What you will do: Set every record down verbatim and omit the pictures.

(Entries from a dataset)

#####

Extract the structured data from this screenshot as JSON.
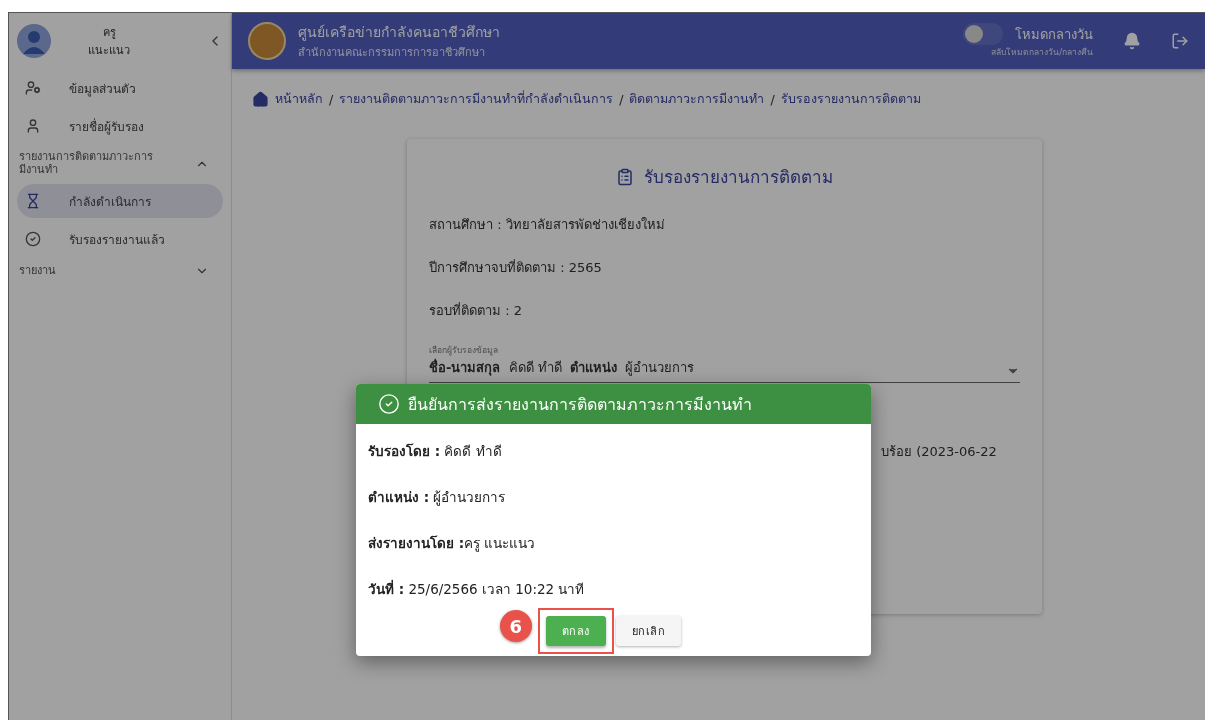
{
  "sidebar": {
    "user": {
      "first_name": "ครู",
      "last_name": "แนะแนว"
    },
    "items": [
      {
        "kind": "link",
        "label": "ข้อมูลส่วนตัว",
        "selected": false
      },
      {
        "kind": "link",
        "label": "รายชื่อผู้รับรอง",
        "selected": false
      },
      {
        "kind": "group",
        "label": "รายงานการติดตามภาวะการมีงานทำ",
        "expanded": true,
        "children": [
          {
            "kind": "link",
            "label": "กำลังดำเนินการ",
            "selected": true
          },
          {
            "kind": "link",
            "label": "รับรองรายงานแล้ว",
            "selected": false
          }
        ]
      },
      {
        "kind": "group",
        "label": "รายงาน",
        "expanded": false
      }
    ]
  },
  "header": {
    "title": "ศูนย์เครือข่ายกำลังคนอาชีวศึกษา",
    "subtitle": "สำนักงานคณะกรรมการการอาชีวศึกษา",
    "mode_switch": {
      "on": false,
      "label": "โหมดกลางวัน",
      "hint": "สลับโหมดกลางวัน/กลางคืน"
    }
  },
  "breadcrumb": {
    "separator": "/",
    "items": [
      "หน้าหลัก",
      "รายงานติดตามภาวะการมีงานทำที่กำลังดำเนินการ",
      "ติดตามภาวะการมีงานทำ",
      "รับรองรายงานการติดตาม"
    ]
  },
  "card": {
    "title": "รับรองรายงานการติดตาม",
    "rows": [
      "สถานศึกษา : วิทยาลัยสารพัดช่างเชียงใหม่",
      "ปีการศึกษาจบที่ติดตาม : 2565",
      "รอบที่ติดตาม : 2"
    ],
    "select": {
      "label": "เลือกผู้รับรองข้อมูล",
      "value": "**ชื่อ-นามสกุล**  คิดดี ทำดี  **ตำแหน่ง**  ผู้อำนวยการ"
    },
    "status_fragment": "บร้อย (2023-06-22"
  },
  "dialog": {
    "title": "ยืนยันการส่งรายงานการติดตามภาวะการมีงานทำ",
    "rows": [
      "**รับรองโดย :** คิดดี ทำดี",
      "**ตำแหน่ง :** ผู้อำนวยการ",
      "**ส่งรายงานโดย :**ครู แนะแนว",
      "**วันที่ :** 25/6/2566 เวลา 10:22 นาที"
    ],
    "buttons": [
      {
        "kind": "primary",
        "label": "ตกลง",
        "highlighted": true,
        "step": "6"
      },
      {
        "kind": "secondary",
        "label": "ยกเลิก",
        "highlighted": false
      }
    ]
  }
}
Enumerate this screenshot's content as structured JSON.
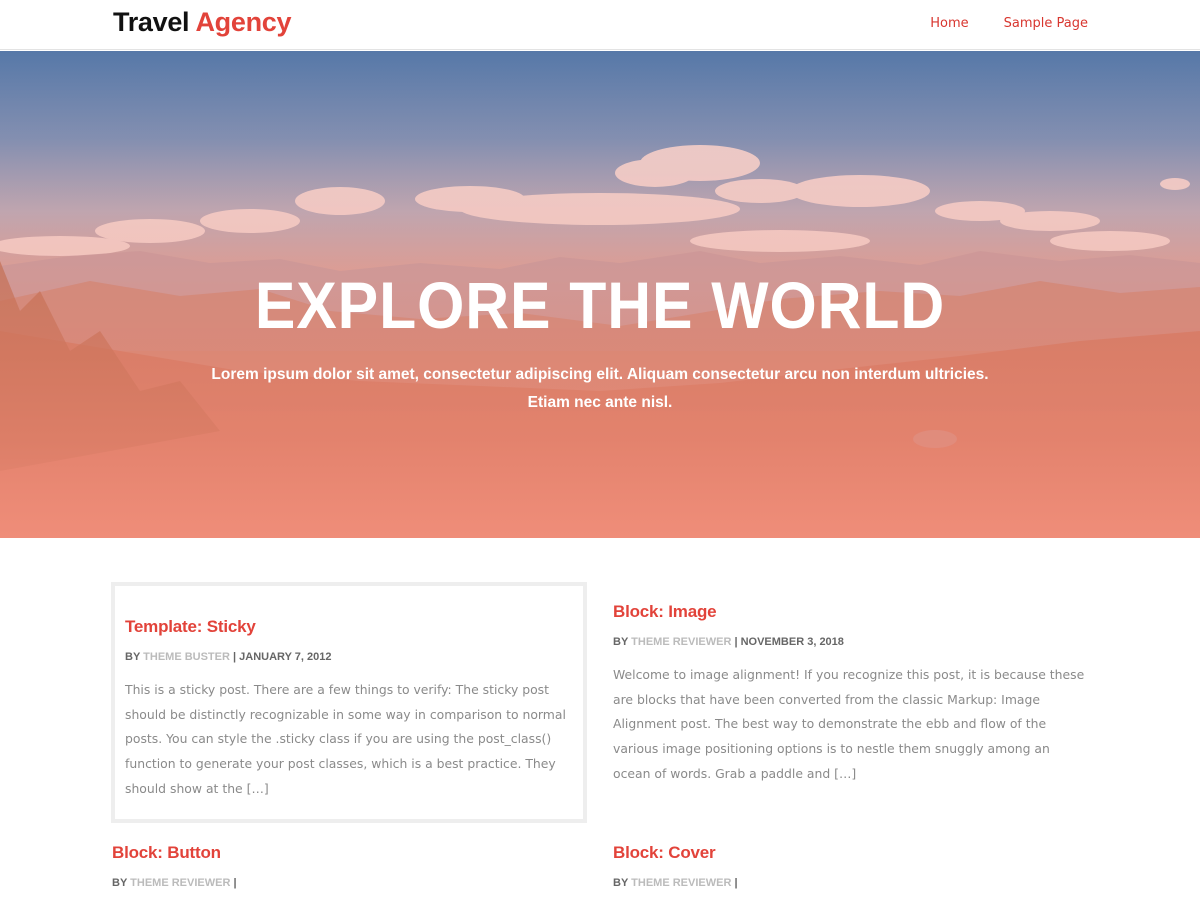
{
  "site": {
    "brand_part1": "Travel",
    "brand_part2": "Agency",
    "nav": [
      {
        "label": "Home"
      },
      {
        "label": "Sample Page"
      }
    ],
    "accent_color": "#e2433a"
  },
  "hero": {
    "title": "EXPLORE THE WORLD",
    "subtitle": "Lorem ipsum dolor sit amet, consectetur adipiscing elit. Aliquam consectetur arcu non interdum ultricies. Etiam nec ante nisl."
  },
  "posts": [
    {
      "title": "Template: Sticky",
      "by": "BY",
      "author": "THEME BUSTER",
      "separator": "|",
      "date": "JANUARY 7, 2012",
      "excerpt": "This is a sticky post. There are a few things to verify: The sticky post should be distinctly recognizable in some way in comparison to normal posts. You can style the .sticky class if you are using the post_class() function to generate your post classes, which is a best practice. They should show at the […]"
    },
    {
      "title": "Block: Image",
      "by": "BY",
      "author": "THEME REVIEWER",
      "separator": "|",
      "date": "NOVEMBER 3, 2018",
      "excerpt": "Welcome to image alignment! If you recognize this post, it is because these are blocks that have been converted from the classic Markup: Image Alignment post. The best way to demonstrate the ebb and flow of the various image positioning options is to nestle them snuggly among an ocean of words. Grab a paddle and […]"
    },
    {
      "title": "Block: Button",
      "by": "BY",
      "author": "THEME REVIEWER",
      "separator": "|",
      "date": ""
    },
    {
      "title": "Block: Cover",
      "by": "BY",
      "author": "THEME REVIEWER",
      "separator": "|",
      "date": ""
    }
  ]
}
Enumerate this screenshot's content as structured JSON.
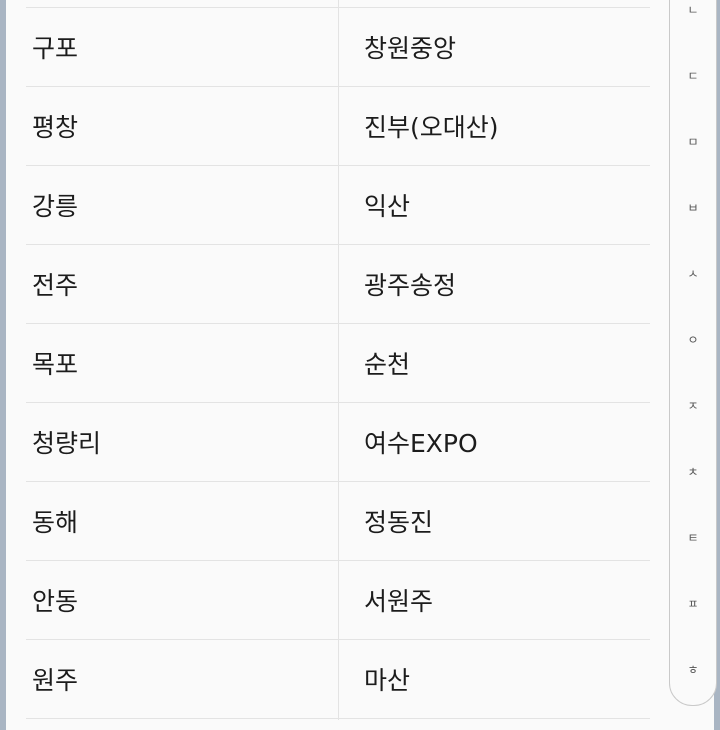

#####

Task response:
Extract the structured data from this screenshot as JSON.
{
  "sidebar": {
    "user": {
      "first_name": "ครู",
      "last_name": "แนะแนว"
    },
    "items": [
      {
        "kind": "link",
        "label": "ข้อมูลส่วนตัว",
        "selected": false
      },
      {
        "kind": "link",
        "label": "รายชื่อผู้รับรอง",
        "selected": false
      },
      {
        "kind": "group",
        "label": "รายงานการติดตามภาวะการมีงานทำ",
        "expanded": true,
        "children": [
          {
            "kind": "link",
            "label": "กำลังดำเนินการ",
            "selected": true
          },
          {
            "kind": "link",
            "label": "รับรองรายงานแล้ว",
            "selected": false
          }
        ]
      },
      {
        "kind": "group",
        "label": "รายงาน",
        "expanded": false
      }
    ]
  },
  "header": {
    "title": "ศูนย์เครือข่ายกำลังคนอาชีวศึกษา",
    "subtitle": "สำนักงานคณะกรรมการการอาชีวศึกษา",
    "mode_switch": {
      "on": false,
      "label": "โหมดกลางวัน",
      "hint": "สลับโหมดกลางวัน/กลางคืน"
    }
  },
  "breadcrumb": {
    "separator": "/",
    "items": [
      "หน้าหลัก",
      "รายงานติดตามภาวะการมีงานทำที่กำลังดำเนินการ",
      "ติดตามภาวะการมีงานทำ",
      "รับรองรายงานการติดตาม"
    ]
  },
  "card": {
    "title": "รับรองรายงานการติดตาม",
    "rows": [
      "สถานศึกษา : วิทยาลัยสารพัดช่างเชียงใหม่",
      "ปีการศึกษาจบที่ติดตาม : 2565",
      "รอบที่ติดตาม : 2"
    ],
    "select": {
      "label": "เลือกผู้รับรองข้อมูล",
      "value": "**ชื่อ-นามสกุล**  คิดดี ทำดี  **ตำแหน่ง**  ผู้อำนวยการ"
    },
    "status_fragment": "บร้อย (2023-06-22"
  },
  "dialog": {
    "title": "ยืนยันการส่งรายงานการติดตามภาวะการมีงานทำ",
    "rows": [
      "**รับรองโดย :** คิดดี ทำดี",
      "**ตำแหน่ง :** ผู้อำนวยการ",
      "**ส่งรายงานโดย :**ครู แนะแนว",
      "**วันที่ :** 25/6/2566 เวลา 10:22 นาที"
    ],
    "buttons": [
      {
        "kind": "primary",
        "label": "ตกลง",
        "highlighted": true,
        "step": "6"
      },
      {
        "kind": "secondary",
        "label": "ยกเลิก",
        "highlighted": false
      }
    ]
  }
}
Enumerate this screenshot's content as structured JSON.
{
  "site": {
    "brand_part1": "Travel",
    "brand_part2": "Agency",
    "nav": [
      {
        "label": "Home"
      },
      {
        "label": "Sample Page"
      }
    ],
    "accent_color": "#e2433a"
  },
  "hero": {
    "title": "EXPLORE THE WORLD",
    "subtitle": "Lorem ipsum dolor sit amet, consectetur adipiscing elit. Aliquam consectetur arcu non interdum ultricies. Etiam nec ante nisl."
  },
  "posts": [
    {
      "title": "Template: Sticky",
      "by": "BY",
      "author": "THEME BUSTER",
      "separator": "|",
      "date": "JANUARY 7, 2012",
      "excerpt": "This is a sticky post. There are a few things to verify: The sticky post should be distinctly recognizable in some way in comparison to normal posts. You can style the .sticky class if you are using the post_class() function to generate your post classes, which is a best practice. They should show at the […]"
    },
    {
      "title": "Block: Image",
      "by": "BY",
      "author": "THEME REVIEWER",
      "separator": "|",
      "date": "NOVEMBER 3, 2018",
      "excerpt": "Welcome to image alignment! If you recognize this post, it is because these are blocks that have been converted from the classic Markup: Image Alignment post. The best way to demonstrate the ebb and flow of the various image positioning options is to nestle them snuggly among an ocean of words. Grab a paddle and […]"
    },
    {
      "title": "Block: Button",
      "by": "BY",
      "author": "THEME REVIEWER",
      "separator": "|",
      "date": ""
    },
    {
      "title": "Block: Cover",
      "by": "BY",
      "author": "THEME REVIEWER",
      "separator": "|",
      "date": ""
    }
  ]
}
Enumerate this screenshot's content as structured JSON.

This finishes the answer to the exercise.